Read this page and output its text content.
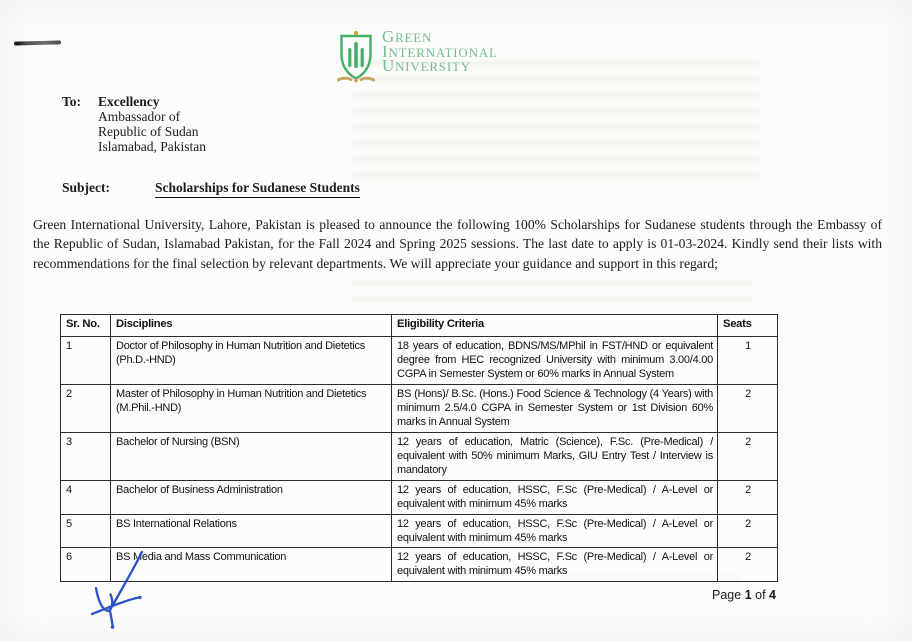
GREEN
INTERNATIONAL
UNIVERSITY
To: Excellency
Ambassador of
Republic of Sudan
Islamabad, Pakistan
Subject:	Scholarships for Sudanese Students
Green International University, Lahore, Pakistan is pleased to announce the following 100% Scholarships for Sudanese students through the Embassy of the Republic of Sudan, Islamabad Pakistan, for the Fall 2024 and Spring 2025 sessions. The last date to apply is 01-03-2024. Kindly send their lists with recommendations for the final selection by relevant departments. We will appreciate your guidance and support in this regard;
Sr. No.	Disciplines	Eligibility Criteria	Seats
1	Doctor of Philosophy in Human Nutrition and Dietetics (Ph.D.-HND)	18 years of education, BDNS/MS/MPhil in FST/HND or equivalent degree from HEC recognized University with minimum 3.00/4.00 CGPA in Semester System or 60% marks in Annual System	1
2	Master of Philosophy in Human Nutrition and Dietetics (M.Phil.-HND)	BS (Hons)/ B.Sc. (Hons.) Food Science & Technology (4 Years) with minimum 2.5/4.0 CGPA in Semester System or 1st Division 60% marks in Annual System	2
3	Bachelor of Nursing (BSN)	12 years of education, Matric (Science), F.Sc. (Pre-Medical) / equivalent with 50% minimum Marks, GIU Entry Test / Interview is mandatory	2
4	Bachelor of Business Administration	12 years of education, HSSC, F.Sc (Pre-Medical) / A-Level or equivalent with minimum 45% marks	2
5	BS International Relations	12 years of education, HSSC, F.Sc (Pre-Medical) / A-Level or equivalent with minimum 45% marks	2
6	BS Media and Mass Communication	12 years of education, HSSC, F.Sc (Pre-Medical) / A-Level or equivalent with minimum 45% marks	2
Page 1 of 4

◇ ◇ ◇ ◇ ◇ ◇ ◇

__Instructions for the task__. Without the pictures, transcribe the listing above exactly.

__Correct response__.
Read this page and output its text content.
GREEN
INTERNATIONAL
UNIVERSITY
To: Excellency
Ambassador of
Republic of Sudan
Islamabad, Pakistan
Subject:	Scholarships for Sudanese Students
Green International University, Lahore, Pakistan is pleased to announce the following 100% Scholarships for Sudanese students through the Embassy of the Republic of Sudan, Islamabad Pakistan, for the Fall 2024 and Spring 2025 sessions. The last date to apply is 01-03-2024. Kindly send their lists with recommendations for the final selection by relevant departments. We will appreciate your guidance and support in this regard;
Sr. No.	Disciplines	Eligibility Criteria	Seats
1	Doctor of Philosophy in Human Nutrition and Dietetics (Ph.D.-HND)	18 years of education, BDNS/MS/MPhil in FST/HND or equivalent degree from HEC recognized University with minimum 3.00/4.00 CGPA in Semester System or 60% marks in Annual System	1
2	Master of Philosophy in Human Nutrition and Dietetics (M.Phil.-HND)	BS (Hons)/ B.Sc. (Hons.) Food Science & Technology (4 Years) with minimum 2.5/4.0 CGPA in Semester System or 1st Division 60% marks in Annual System	2
3	Bachelor of Nursing (BSN)	12 years of education, Matric (Science), F.Sc. (Pre-Medical) / equivalent with 50% minimum Marks, GIU Entry Test / Interview is mandatory	2
4	Bachelor of Business Administration	12 years of education, HSSC, F.Sc (Pre-Medical) / A-Level or equivalent with minimum 45% marks	2
5	BS International Relations	12 years of education, HSSC, F.Sc (Pre-Medical) / A-Level or equivalent with minimum 45% marks	2
6	BS Media and Mass Communication	12 years of education, HSSC, F.Sc (Pre-Medical) / A-Level or equivalent with minimum 45% marks	2
Page 1 of 4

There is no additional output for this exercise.